### OBJECTIVE
Locate the string "perksportal" in the listing below. Copy every line where it is found.

### STORED RECORDS
-----

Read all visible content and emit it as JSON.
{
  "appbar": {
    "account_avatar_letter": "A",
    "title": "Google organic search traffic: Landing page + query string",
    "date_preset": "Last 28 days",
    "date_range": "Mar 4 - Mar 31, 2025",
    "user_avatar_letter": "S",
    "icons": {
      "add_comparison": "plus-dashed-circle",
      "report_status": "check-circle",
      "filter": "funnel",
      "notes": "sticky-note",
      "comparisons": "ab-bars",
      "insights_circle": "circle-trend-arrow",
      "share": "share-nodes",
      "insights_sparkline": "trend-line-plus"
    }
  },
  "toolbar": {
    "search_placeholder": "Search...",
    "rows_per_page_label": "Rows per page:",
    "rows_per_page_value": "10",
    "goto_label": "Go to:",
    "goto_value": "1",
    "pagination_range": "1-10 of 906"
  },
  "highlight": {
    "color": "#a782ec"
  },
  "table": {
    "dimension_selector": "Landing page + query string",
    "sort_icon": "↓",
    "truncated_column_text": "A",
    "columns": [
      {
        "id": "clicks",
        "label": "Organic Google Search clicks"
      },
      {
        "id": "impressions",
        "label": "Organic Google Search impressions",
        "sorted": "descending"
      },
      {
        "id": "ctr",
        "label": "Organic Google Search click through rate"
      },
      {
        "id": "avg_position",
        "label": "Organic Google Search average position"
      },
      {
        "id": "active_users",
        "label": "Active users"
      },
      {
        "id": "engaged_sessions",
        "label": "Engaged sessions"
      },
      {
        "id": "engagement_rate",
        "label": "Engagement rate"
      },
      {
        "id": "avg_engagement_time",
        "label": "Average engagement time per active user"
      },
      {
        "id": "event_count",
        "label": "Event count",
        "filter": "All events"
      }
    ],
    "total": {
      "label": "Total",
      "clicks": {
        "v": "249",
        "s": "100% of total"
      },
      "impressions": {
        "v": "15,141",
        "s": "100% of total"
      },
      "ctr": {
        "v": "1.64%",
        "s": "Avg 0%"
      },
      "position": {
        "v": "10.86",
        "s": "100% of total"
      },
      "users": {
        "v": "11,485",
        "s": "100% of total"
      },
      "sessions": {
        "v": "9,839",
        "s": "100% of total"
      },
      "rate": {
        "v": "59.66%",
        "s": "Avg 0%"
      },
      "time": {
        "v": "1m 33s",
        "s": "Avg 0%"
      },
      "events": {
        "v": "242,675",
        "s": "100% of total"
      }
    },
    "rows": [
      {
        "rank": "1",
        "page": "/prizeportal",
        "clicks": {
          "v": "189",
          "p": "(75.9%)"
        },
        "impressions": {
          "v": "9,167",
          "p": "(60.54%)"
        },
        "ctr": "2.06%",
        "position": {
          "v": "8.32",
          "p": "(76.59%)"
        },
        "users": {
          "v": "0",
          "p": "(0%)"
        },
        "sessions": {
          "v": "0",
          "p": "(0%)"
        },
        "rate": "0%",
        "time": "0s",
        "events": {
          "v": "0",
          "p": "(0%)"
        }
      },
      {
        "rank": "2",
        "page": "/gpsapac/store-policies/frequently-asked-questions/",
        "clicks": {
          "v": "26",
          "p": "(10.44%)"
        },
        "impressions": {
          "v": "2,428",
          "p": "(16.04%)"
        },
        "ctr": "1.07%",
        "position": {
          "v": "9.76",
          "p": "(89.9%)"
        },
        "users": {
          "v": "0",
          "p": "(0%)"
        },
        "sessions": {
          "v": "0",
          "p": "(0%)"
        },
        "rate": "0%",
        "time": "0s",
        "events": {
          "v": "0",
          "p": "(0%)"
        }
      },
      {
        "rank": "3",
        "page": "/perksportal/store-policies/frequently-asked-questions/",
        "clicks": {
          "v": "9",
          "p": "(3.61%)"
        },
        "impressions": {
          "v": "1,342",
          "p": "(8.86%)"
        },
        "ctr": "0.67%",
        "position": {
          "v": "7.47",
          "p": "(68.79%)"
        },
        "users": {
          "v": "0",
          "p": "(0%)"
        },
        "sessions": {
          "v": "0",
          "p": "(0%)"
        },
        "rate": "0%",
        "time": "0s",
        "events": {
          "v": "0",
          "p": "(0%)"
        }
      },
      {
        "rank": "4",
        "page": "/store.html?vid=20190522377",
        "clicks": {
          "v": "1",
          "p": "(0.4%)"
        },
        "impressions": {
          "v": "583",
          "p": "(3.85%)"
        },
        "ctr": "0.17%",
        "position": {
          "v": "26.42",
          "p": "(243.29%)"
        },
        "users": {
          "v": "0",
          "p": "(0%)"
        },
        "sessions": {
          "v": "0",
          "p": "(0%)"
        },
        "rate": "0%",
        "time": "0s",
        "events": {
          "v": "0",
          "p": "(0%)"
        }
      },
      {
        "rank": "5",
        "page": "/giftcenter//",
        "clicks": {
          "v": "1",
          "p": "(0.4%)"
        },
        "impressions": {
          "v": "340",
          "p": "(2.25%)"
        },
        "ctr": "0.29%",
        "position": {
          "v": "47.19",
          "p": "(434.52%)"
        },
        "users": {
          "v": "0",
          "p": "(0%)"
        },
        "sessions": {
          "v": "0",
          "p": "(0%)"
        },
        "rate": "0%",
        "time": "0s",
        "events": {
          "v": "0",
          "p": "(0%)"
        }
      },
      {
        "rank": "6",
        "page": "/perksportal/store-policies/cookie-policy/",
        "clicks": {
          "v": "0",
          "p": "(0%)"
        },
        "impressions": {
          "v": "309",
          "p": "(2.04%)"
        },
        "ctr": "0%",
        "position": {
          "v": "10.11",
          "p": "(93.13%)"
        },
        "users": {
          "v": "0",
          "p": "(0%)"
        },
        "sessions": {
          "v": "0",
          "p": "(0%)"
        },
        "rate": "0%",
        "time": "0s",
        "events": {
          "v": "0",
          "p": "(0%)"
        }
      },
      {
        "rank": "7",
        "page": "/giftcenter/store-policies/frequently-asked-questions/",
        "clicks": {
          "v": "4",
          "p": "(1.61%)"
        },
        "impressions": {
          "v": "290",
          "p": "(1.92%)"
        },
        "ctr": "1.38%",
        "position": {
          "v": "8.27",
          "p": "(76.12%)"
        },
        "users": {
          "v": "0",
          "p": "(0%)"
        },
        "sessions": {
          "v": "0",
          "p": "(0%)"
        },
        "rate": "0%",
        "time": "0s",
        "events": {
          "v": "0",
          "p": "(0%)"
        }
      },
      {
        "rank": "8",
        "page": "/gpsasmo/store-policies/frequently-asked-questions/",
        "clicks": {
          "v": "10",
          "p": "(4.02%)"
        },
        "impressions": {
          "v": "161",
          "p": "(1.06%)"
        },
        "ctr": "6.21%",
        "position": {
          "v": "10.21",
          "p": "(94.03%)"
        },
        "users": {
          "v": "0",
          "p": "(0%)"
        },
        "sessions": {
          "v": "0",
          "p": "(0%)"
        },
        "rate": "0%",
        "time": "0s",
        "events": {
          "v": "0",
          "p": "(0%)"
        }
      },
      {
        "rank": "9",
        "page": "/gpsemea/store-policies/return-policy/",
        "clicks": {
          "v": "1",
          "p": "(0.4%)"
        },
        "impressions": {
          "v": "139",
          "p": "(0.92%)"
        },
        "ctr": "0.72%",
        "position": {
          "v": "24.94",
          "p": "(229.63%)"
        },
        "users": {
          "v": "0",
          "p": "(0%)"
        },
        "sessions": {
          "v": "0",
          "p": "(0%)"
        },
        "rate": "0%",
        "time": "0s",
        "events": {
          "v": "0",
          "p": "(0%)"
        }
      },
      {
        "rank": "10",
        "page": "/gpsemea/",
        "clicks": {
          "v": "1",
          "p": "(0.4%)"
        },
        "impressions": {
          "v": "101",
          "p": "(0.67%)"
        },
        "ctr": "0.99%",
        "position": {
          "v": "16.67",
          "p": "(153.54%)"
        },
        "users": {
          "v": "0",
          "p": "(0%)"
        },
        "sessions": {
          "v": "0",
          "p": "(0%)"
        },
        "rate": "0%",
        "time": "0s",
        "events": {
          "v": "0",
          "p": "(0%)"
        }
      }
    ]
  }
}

-----

### PROBLEM SOLUTION
        "page": "/perksportal/store-policies/frequently-asked-questions/",
        "page": "/perksportal/store-policies/cookie-policy/",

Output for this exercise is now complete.